* start Data supplied *
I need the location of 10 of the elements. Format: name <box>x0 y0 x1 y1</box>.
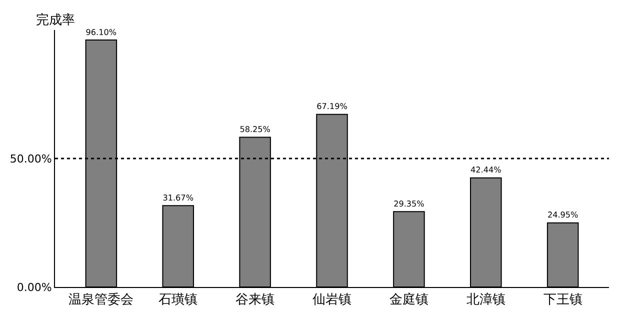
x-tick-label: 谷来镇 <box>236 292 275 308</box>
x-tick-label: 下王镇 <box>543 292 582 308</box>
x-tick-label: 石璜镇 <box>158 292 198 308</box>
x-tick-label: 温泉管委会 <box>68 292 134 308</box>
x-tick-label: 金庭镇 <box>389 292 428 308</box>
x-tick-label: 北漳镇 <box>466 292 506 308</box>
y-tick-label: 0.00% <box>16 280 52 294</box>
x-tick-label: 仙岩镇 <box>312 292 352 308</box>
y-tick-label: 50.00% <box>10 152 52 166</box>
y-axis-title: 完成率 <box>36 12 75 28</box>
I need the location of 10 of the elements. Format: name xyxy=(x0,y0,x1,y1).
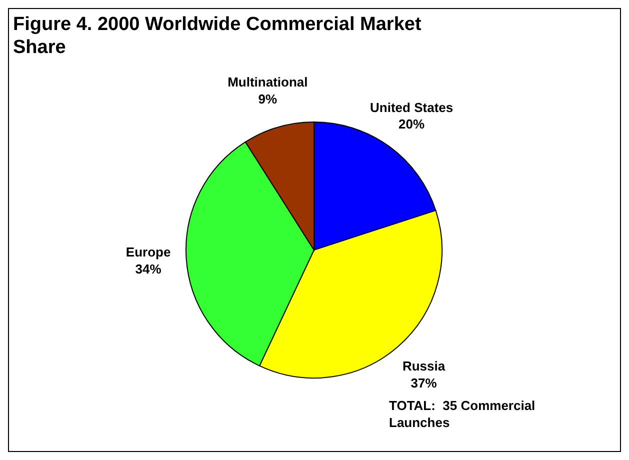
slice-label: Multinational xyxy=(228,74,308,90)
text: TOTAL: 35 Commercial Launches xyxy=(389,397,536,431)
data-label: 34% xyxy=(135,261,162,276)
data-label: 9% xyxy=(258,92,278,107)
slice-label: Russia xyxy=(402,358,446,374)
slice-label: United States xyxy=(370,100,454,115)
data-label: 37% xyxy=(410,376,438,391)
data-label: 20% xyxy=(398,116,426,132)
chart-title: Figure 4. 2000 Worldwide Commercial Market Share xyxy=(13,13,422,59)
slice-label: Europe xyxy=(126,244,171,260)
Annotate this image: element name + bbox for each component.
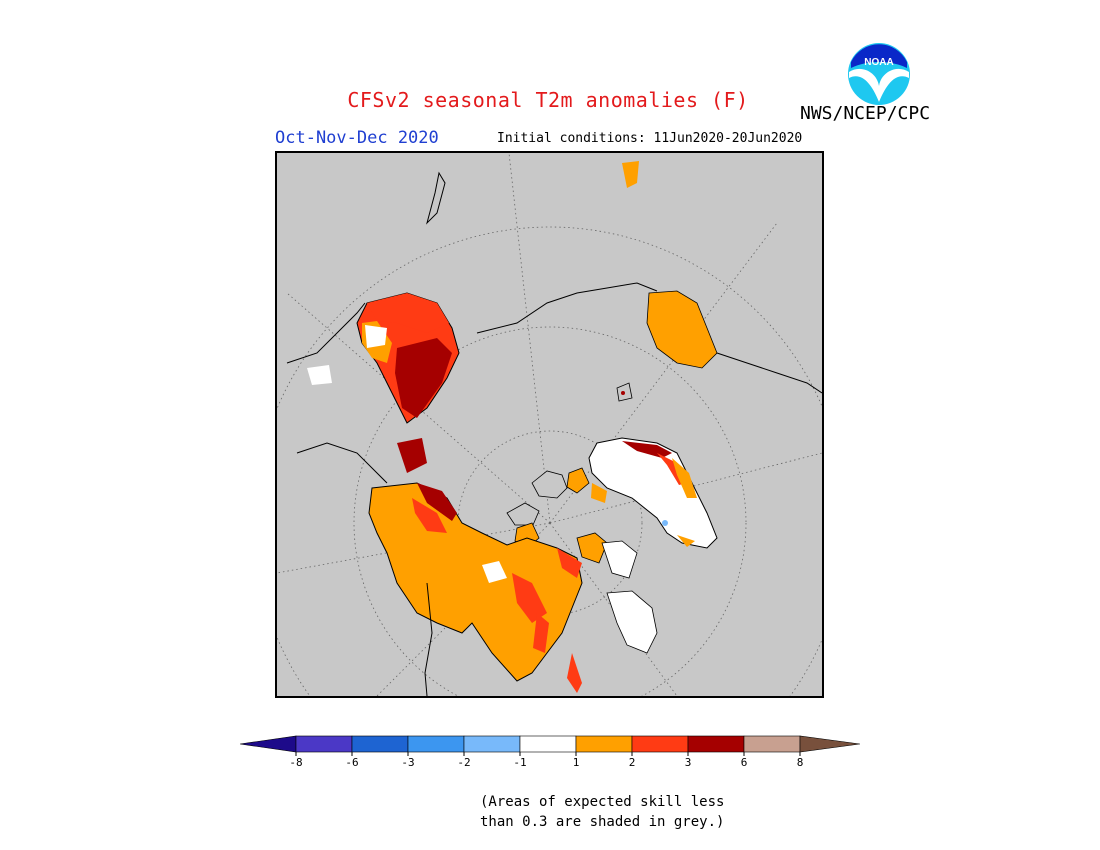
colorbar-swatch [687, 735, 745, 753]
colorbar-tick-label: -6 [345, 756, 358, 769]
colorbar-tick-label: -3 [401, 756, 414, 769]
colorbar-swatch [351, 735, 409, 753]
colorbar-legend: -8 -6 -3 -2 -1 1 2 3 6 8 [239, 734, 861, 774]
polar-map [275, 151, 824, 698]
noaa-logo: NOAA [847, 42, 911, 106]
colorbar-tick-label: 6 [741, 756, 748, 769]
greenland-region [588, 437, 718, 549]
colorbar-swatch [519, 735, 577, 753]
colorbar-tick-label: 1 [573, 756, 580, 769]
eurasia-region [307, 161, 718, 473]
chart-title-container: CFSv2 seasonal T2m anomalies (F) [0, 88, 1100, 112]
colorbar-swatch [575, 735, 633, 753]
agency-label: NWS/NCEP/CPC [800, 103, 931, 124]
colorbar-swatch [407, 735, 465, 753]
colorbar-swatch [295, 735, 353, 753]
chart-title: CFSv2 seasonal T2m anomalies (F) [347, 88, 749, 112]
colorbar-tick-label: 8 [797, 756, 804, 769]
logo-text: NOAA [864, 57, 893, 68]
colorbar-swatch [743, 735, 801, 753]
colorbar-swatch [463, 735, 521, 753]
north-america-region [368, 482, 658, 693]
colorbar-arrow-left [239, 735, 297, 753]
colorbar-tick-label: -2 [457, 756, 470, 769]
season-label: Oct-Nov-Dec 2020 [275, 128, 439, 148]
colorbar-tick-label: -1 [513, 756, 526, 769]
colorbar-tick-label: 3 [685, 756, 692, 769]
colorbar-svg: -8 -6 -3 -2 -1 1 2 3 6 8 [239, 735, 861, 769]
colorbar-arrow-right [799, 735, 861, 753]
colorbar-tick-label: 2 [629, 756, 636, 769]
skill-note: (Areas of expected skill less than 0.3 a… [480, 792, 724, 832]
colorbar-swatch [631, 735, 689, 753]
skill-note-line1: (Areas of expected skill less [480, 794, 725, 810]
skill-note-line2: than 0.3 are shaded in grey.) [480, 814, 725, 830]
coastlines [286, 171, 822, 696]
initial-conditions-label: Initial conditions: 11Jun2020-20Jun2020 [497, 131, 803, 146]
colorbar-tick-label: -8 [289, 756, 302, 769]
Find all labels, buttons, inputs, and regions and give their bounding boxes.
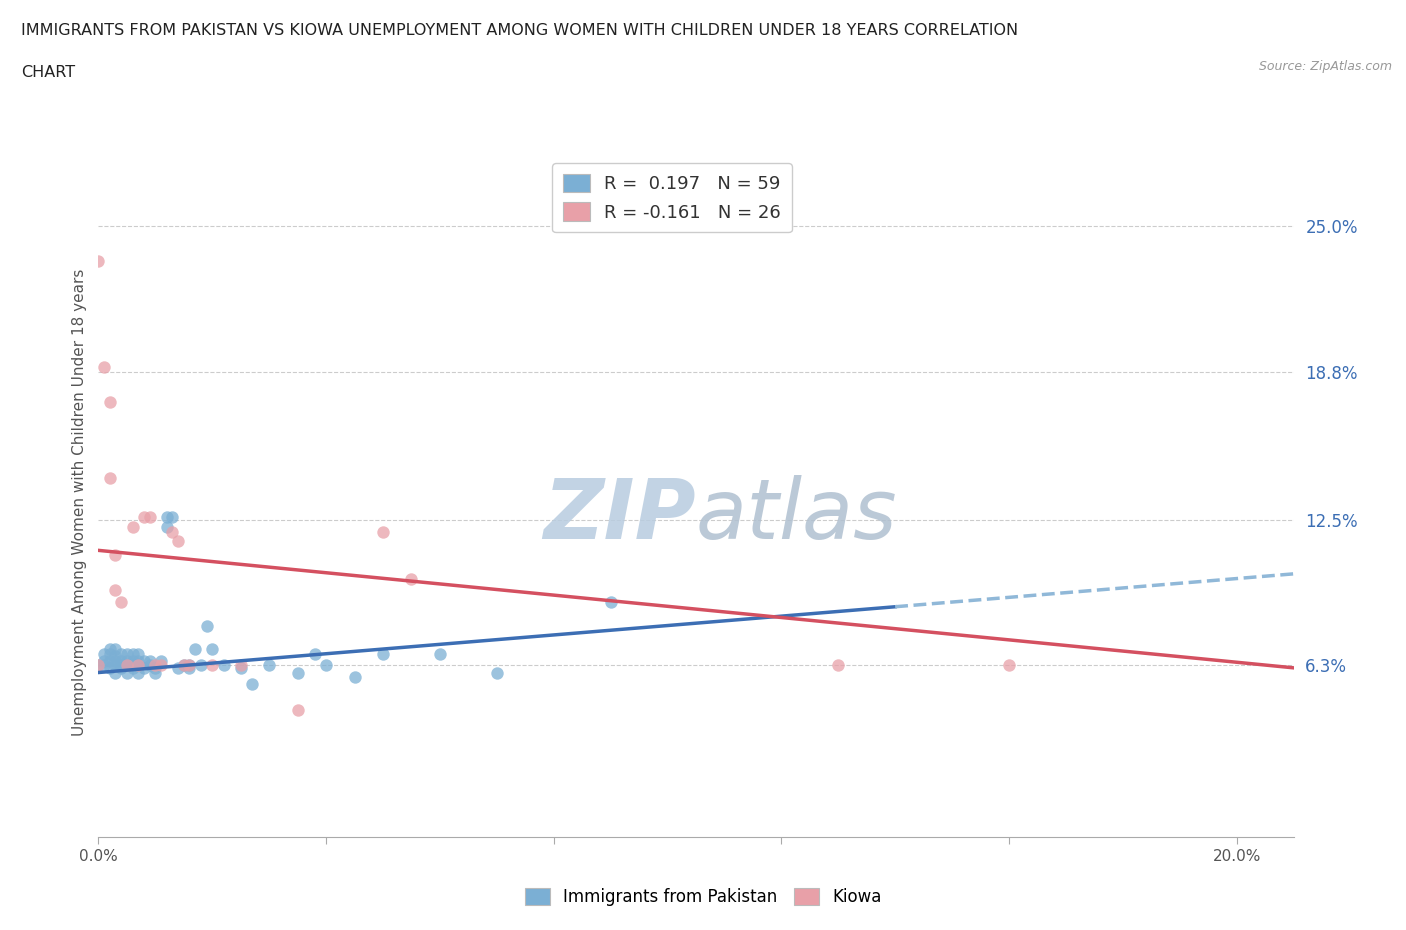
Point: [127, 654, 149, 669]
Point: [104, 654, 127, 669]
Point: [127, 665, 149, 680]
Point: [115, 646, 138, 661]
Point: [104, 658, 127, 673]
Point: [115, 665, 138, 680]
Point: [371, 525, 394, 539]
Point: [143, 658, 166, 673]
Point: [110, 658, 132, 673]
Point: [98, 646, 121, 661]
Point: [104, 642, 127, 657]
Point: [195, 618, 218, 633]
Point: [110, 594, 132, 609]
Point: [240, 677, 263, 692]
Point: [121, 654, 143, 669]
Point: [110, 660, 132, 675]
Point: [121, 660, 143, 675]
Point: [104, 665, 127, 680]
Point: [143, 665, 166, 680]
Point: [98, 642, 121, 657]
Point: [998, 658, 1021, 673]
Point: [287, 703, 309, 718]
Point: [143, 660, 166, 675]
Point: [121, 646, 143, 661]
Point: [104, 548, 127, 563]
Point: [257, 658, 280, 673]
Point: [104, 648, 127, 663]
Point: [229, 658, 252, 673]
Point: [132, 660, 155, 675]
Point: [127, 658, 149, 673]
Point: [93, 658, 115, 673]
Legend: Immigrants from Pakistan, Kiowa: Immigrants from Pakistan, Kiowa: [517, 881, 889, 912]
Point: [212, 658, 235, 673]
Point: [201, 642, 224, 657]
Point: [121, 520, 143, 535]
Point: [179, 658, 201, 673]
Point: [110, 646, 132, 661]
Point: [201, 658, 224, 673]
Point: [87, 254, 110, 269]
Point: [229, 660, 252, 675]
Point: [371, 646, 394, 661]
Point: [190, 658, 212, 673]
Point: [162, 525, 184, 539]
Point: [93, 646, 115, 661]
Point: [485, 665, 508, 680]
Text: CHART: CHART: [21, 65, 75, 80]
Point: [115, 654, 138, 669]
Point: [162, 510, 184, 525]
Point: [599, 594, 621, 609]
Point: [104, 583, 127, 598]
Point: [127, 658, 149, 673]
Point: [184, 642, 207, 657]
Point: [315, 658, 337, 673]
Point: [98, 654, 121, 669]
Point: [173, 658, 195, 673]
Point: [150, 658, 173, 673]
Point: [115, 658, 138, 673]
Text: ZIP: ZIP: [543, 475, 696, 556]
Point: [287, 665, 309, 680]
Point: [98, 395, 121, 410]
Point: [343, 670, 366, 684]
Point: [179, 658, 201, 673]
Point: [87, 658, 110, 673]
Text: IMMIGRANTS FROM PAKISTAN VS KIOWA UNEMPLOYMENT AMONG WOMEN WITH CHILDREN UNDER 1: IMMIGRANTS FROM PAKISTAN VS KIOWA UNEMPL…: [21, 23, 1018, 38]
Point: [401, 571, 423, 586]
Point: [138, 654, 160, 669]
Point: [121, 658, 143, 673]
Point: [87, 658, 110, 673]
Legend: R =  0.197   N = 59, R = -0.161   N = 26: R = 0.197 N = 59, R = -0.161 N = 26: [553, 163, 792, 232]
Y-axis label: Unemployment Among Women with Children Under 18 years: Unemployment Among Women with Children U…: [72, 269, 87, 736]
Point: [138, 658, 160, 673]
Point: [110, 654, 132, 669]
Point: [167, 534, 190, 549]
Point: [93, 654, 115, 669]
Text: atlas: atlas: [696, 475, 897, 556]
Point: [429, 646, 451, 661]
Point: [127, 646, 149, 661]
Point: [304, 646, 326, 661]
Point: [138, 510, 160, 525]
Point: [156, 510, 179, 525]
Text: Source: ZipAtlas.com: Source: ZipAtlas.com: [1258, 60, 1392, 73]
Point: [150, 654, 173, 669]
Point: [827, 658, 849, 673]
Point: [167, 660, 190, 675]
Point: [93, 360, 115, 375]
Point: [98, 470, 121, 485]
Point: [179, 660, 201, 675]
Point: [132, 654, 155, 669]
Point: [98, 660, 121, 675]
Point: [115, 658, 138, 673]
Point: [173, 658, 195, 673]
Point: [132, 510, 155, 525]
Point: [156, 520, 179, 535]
* end Data supplied *
* start Data supplied *
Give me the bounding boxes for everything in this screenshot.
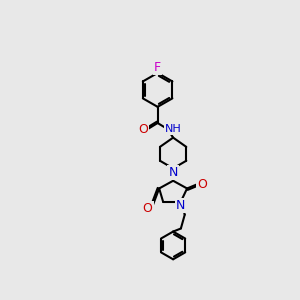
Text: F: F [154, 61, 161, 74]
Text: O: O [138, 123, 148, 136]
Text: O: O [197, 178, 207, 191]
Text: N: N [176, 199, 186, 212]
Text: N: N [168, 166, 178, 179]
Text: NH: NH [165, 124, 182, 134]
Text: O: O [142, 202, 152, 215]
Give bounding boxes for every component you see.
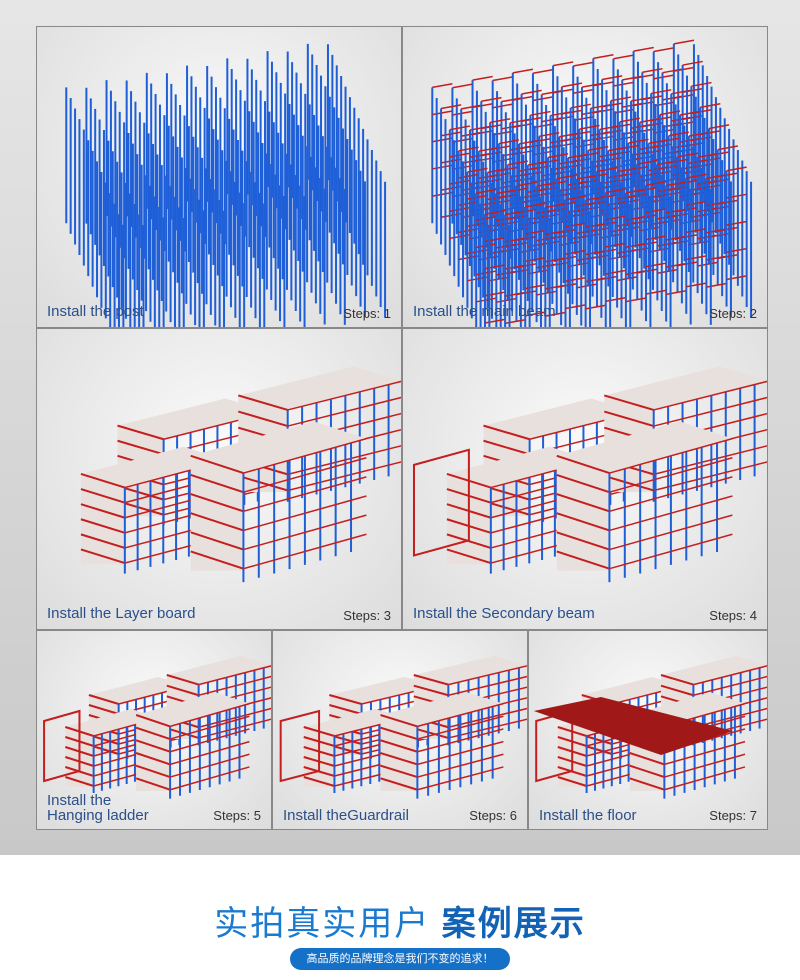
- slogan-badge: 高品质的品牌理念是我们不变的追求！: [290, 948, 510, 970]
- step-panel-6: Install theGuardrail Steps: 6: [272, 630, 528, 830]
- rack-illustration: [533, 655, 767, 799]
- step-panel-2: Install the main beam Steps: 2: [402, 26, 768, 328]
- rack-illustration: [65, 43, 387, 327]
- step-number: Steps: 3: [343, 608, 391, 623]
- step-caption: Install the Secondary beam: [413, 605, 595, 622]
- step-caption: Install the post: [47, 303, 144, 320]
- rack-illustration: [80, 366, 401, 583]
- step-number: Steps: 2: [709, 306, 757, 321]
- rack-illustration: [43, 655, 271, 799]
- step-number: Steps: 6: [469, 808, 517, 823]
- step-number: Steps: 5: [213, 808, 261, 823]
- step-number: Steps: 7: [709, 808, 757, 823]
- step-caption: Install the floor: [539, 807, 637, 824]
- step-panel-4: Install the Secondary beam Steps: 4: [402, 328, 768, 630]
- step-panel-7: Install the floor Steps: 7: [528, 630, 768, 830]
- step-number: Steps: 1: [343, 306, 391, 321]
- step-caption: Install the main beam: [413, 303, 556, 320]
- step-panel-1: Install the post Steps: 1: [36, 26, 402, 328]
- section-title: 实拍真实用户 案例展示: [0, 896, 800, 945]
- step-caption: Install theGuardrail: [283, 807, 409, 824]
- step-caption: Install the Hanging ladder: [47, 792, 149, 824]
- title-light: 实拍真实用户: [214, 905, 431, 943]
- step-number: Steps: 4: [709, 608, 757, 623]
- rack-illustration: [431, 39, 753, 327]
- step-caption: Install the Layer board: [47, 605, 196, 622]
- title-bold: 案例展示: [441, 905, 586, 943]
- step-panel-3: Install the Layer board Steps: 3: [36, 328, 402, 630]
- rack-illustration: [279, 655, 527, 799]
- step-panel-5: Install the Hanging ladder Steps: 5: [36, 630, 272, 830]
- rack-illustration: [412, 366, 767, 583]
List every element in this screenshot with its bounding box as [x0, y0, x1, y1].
* end Data supplied *
(Problem details)
Can you set down again, without any change, the lines of the records from the line with "x-tick-label: 谷来镇 <box>236 292 275 308</box>" up to and including the line with "y-tick-label: 0.00% <box>16 280 52 294</box>"?

(Output for this task)
x-tick-label: 谷来镇 <box>236 292 275 308</box>
x-tick-label: 下王镇 <box>543 292 582 308</box>
x-tick-label: 石璜镇 <box>158 292 198 308</box>
x-tick-label: 温泉管委会 <box>68 292 134 308</box>
x-tick-label: 金庭镇 <box>389 292 428 308</box>
x-tick-label: 北漳镇 <box>466 292 506 308</box>
y-tick-label: 0.00% <box>16 280 52 294</box>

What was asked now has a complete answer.